>> START PROVIDED INFORMATION

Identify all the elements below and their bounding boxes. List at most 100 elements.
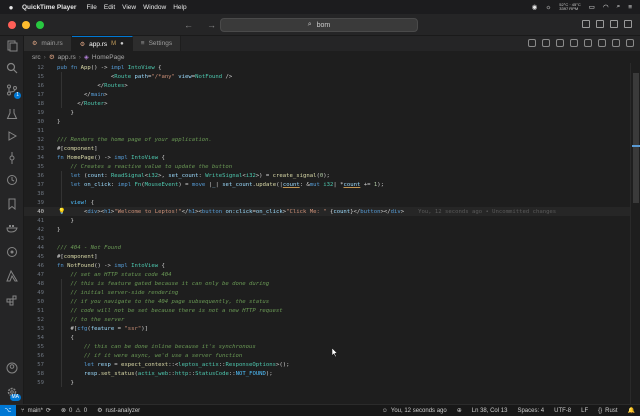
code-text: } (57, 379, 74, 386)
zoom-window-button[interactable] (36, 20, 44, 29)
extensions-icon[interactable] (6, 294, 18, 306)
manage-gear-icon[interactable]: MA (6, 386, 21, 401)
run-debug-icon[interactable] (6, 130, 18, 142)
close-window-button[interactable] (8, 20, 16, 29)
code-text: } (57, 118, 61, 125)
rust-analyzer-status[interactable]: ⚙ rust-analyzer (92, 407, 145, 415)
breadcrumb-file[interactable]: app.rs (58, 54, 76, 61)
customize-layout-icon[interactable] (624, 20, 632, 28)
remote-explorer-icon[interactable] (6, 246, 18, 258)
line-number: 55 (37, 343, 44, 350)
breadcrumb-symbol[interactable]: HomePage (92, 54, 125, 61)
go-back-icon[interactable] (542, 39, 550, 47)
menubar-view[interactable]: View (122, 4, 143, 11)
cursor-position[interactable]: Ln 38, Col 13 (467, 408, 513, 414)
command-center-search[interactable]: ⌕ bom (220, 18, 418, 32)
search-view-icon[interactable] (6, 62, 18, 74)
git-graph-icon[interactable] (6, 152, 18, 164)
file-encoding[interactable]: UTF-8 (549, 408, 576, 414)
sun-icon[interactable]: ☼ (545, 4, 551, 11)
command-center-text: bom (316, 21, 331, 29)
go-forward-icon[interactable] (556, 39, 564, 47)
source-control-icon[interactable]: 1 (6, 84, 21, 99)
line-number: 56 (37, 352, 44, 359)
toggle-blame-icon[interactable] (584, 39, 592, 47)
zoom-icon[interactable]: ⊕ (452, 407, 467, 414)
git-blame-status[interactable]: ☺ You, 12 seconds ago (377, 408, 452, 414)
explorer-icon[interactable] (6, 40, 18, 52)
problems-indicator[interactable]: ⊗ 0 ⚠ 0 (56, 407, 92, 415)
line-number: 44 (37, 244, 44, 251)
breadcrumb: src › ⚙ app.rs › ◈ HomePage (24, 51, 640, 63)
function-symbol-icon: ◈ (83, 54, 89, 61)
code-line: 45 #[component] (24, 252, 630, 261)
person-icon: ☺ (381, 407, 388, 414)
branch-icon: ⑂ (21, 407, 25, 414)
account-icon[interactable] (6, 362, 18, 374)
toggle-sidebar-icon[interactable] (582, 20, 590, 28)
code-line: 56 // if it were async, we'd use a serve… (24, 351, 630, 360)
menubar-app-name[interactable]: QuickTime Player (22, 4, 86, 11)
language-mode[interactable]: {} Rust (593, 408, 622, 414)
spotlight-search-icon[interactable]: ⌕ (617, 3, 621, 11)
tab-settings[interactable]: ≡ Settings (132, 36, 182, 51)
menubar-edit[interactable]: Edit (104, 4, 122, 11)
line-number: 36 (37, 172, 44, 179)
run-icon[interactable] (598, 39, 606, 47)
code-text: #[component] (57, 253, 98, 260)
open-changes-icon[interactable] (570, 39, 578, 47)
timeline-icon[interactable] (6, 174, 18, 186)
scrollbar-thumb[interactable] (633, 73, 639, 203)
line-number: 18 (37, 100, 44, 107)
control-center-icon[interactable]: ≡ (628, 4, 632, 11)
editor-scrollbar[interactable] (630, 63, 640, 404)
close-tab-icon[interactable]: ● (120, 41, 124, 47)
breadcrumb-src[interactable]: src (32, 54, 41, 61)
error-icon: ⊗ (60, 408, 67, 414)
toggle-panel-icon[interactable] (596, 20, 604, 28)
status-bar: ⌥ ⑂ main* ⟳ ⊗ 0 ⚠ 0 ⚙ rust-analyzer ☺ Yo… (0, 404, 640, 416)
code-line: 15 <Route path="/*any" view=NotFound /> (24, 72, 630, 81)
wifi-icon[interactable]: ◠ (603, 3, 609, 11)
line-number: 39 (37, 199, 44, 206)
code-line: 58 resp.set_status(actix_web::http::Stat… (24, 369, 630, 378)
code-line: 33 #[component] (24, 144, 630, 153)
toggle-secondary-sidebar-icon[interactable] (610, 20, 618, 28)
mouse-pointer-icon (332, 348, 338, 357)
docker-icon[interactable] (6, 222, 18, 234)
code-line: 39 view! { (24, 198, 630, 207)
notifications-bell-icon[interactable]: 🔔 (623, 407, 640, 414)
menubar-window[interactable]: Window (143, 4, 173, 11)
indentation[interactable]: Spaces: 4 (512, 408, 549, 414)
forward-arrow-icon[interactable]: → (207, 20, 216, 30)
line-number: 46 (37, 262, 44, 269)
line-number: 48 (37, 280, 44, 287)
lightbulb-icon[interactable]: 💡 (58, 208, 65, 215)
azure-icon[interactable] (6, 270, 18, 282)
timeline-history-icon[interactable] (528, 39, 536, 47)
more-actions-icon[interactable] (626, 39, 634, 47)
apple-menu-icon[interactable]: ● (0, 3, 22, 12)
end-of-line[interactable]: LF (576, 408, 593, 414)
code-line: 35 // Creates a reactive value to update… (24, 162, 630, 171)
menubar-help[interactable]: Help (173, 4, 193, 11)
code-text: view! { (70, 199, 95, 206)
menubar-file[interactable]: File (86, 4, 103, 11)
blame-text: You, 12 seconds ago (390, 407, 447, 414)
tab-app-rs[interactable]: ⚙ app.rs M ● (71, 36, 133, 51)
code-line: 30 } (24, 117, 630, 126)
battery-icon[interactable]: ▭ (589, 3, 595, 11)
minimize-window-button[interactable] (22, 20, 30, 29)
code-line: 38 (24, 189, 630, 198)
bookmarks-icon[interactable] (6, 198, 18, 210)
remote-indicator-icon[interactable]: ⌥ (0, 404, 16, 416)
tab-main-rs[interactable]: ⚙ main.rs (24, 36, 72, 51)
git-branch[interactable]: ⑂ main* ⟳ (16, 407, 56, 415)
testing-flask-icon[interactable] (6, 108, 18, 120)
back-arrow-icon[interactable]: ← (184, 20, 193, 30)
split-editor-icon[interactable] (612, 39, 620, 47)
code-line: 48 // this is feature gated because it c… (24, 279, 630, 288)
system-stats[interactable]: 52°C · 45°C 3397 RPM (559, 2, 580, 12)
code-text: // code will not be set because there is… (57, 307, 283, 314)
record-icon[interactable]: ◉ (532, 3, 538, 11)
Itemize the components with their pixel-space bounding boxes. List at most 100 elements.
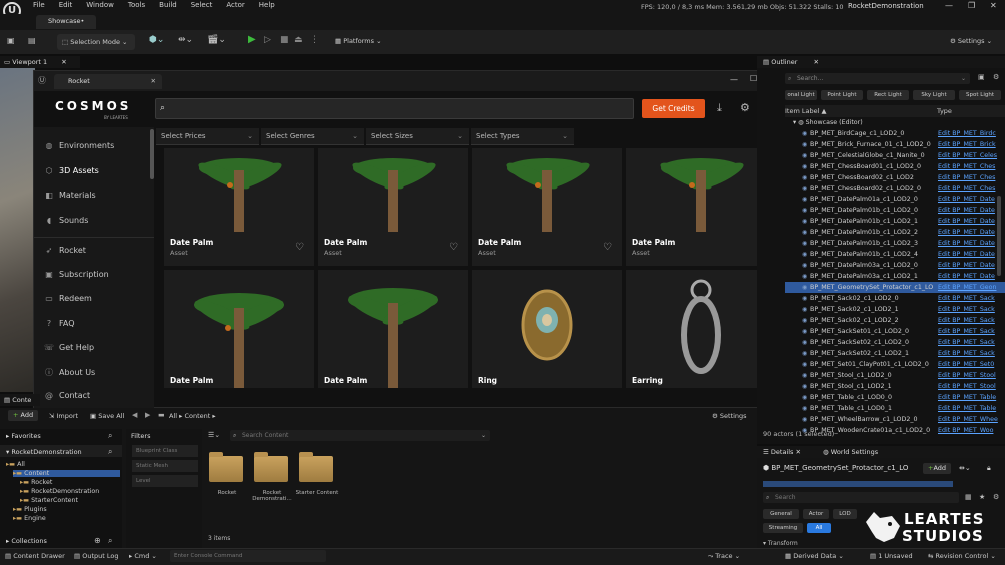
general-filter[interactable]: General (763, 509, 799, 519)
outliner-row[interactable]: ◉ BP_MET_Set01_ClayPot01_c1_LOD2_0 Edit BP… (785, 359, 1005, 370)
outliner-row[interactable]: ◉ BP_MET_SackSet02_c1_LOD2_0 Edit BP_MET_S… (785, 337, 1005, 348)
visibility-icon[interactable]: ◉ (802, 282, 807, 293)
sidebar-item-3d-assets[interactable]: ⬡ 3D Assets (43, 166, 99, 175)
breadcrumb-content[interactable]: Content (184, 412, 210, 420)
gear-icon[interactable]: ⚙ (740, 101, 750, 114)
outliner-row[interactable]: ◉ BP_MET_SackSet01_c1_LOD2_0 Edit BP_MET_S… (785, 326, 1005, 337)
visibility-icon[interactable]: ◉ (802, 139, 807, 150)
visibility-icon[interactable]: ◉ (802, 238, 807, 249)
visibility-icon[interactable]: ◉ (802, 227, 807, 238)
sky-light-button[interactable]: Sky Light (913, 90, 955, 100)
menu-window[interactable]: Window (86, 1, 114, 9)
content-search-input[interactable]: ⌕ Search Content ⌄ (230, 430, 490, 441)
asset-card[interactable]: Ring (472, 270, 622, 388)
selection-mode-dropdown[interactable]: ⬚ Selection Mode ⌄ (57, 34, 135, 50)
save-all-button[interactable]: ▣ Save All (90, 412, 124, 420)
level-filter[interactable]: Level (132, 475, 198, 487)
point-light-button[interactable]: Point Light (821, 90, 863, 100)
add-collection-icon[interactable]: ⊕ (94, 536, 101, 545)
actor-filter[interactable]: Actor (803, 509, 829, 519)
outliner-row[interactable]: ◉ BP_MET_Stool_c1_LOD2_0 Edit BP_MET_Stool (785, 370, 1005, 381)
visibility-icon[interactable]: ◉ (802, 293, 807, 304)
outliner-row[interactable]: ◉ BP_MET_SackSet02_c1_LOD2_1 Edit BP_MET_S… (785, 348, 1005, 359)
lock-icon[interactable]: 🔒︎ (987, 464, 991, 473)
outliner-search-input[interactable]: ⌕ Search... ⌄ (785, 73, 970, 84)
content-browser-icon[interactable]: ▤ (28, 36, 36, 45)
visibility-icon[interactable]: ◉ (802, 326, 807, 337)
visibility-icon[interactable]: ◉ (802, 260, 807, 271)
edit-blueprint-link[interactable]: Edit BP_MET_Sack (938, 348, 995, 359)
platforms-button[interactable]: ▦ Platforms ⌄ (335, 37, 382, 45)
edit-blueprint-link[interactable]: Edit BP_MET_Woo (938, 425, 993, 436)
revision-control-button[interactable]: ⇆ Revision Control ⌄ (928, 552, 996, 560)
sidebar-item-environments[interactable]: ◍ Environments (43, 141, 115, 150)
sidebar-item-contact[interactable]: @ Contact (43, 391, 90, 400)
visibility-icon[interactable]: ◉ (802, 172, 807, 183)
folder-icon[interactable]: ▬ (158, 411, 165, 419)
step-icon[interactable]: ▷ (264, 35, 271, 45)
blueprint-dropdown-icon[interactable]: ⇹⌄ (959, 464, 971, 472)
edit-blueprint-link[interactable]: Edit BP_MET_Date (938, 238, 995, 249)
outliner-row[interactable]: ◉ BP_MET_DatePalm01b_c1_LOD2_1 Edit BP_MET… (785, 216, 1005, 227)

>> END PROVIDED INFORMATION

PROMPT:
Could you return, unchanged, the lines of the material above, starting at the line containing "general-filter[interactable]: General (763, 509, 799, 519)" and ending at the line containing "asset-card[interactable]: Ring (472, 270, 622, 388)"?

PROBLEM SOLUTION:
general-filter[interactable]: General (763, 509, 799, 519)
outliner-row[interactable]: ◉ BP_MET_Set01_ClayPot01_c1_LOD2_0 Edit BP… (785, 359, 1005, 370)
outliner-row[interactable]: ◉ BP_MET_SackSet02_c1_LOD2_0 Edit BP_MET_S… (785, 337, 1005, 348)
visibility-icon[interactable]: ◉ (802, 282, 807, 293)
sidebar-item-3d-assets[interactable]: ⬡ 3D Assets (43, 166, 99, 175)
breadcrumb-content[interactable]: Content (184, 412, 210, 420)
gear-icon[interactable]: ⚙ (740, 101, 750, 114)
outliner-row[interactable]: ◉ BP_MET_SackSet01_c1_LOD2_0 Edit BP_MET_S… (785, 326, 1005, 337)
visibility-icon[interactable]: ◉ (802, 139, 807, 150)
visibility-icon[interactable]: ◉ (802, 238, 807, 249)
visibility-icon[interactable]: ◉ (802, 227, 807, 238)
sky-light-button[interactable]: Sky Light (913, 90, 955, 100)
menu-window[interactable]: Window (86, 1, 114, 9)
content-search-input[interactable]: ⌕ Search Content ⌄ (230, 430, 490, 441)
asset-card[interactable]: Ring (472, 270, 622, 388)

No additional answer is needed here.